## Given data

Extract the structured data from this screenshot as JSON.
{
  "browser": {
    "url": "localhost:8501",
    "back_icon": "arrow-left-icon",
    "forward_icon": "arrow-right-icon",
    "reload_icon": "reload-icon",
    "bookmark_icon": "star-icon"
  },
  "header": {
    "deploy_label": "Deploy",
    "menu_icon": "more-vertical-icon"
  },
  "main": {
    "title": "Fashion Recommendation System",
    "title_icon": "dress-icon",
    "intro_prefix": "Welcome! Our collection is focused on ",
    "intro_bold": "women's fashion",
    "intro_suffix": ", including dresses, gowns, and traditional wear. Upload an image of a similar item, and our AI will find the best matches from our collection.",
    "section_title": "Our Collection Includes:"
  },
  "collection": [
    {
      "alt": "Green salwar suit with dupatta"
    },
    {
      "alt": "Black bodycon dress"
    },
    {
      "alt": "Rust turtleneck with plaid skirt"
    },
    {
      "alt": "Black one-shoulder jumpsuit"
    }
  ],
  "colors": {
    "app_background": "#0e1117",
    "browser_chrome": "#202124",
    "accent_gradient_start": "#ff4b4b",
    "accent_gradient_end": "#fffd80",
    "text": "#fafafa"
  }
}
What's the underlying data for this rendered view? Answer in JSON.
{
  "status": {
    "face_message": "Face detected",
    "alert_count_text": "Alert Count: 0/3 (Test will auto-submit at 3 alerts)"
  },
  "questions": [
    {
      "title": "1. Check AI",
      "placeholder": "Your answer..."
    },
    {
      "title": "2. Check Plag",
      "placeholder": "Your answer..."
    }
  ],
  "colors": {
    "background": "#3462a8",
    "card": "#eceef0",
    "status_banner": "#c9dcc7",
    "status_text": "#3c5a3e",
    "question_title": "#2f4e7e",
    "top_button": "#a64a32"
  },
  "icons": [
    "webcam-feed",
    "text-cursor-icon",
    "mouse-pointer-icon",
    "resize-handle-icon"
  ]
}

## Exercise
Output every line above without altering anything.

## Task solution
Extract the structured data from this screenshot as JSON.
{
  "browser": {
    "url": "localhost:8501",
    "back_icon": "arrow-left-icon",
    "forward_icon": "arrow-right-icon",
    "reload_icon": "reload-icon",
    "bookmark_icon": "star-icon"
  },
  "header": {
    "deploy_label": "Deploy",
    "menu_icon": "more-vertical-icon"
  },
  "main": {
    "title": "Fashion Recommendation System",
    "title_icon": "dress-icon",
    "intro_prefix": "Welcome! Our collection is focused on ",
    "intro_bold": "women's fashion",
    "intro_suffix": ", including dresses, gowns, and traditional wear. Upload an image of a similar item, and our AI will find the best matches from our collection.",
    "section_title": "Our Collection Includes:"
  },
  "collection": [
    {
      "alt": "Green salwar suit with dupatta"
    },
    {
      "alt": "Black bodycon dress"
    },
    {
      "alt": "Rust turtleneck with plaid skirt"
    },
    {
      "alt": "Black one-shoulder jumpsuit"
    }
  ],
  "colors": {
    "app_background": "#0e1117",
    "browser_chrome": "#202124",
    "accent_gradient_start": "#ff4b4b",
    "accent_gradient_end": "#fffd80",
    "text": "#fafafa"
  }
}
What's the underlying data for this rendered view? Answer in JSON.
{
  "status": {
    "face_message": "Face detected",
    "alert_count_text": "Alert Count: 0/3 (Test will auto-submit at 3 alerts)"
  },
  "questions": [
    {
      "title": "1. Check AI",
      "placeholder": "Your answer..."
    },
    {
      "title": "2. Check Plag",
      "placeholder": "Your answer..."
    }
  ],
  "colors": {
    "background": "#3462a8",
    "card": "#eceef0",
    "status_banner": "#c9dcc7",
    "status_text": "#3c5a3e",
    "question_title": "#2f4e7e",
    "top_button": "#a64a32"
  },
  "icons": [
    "webcam-feed",
    "text-cursor-icon",
    "mouse-pointer-icon",
    "resize-handle-icon"
  ]
}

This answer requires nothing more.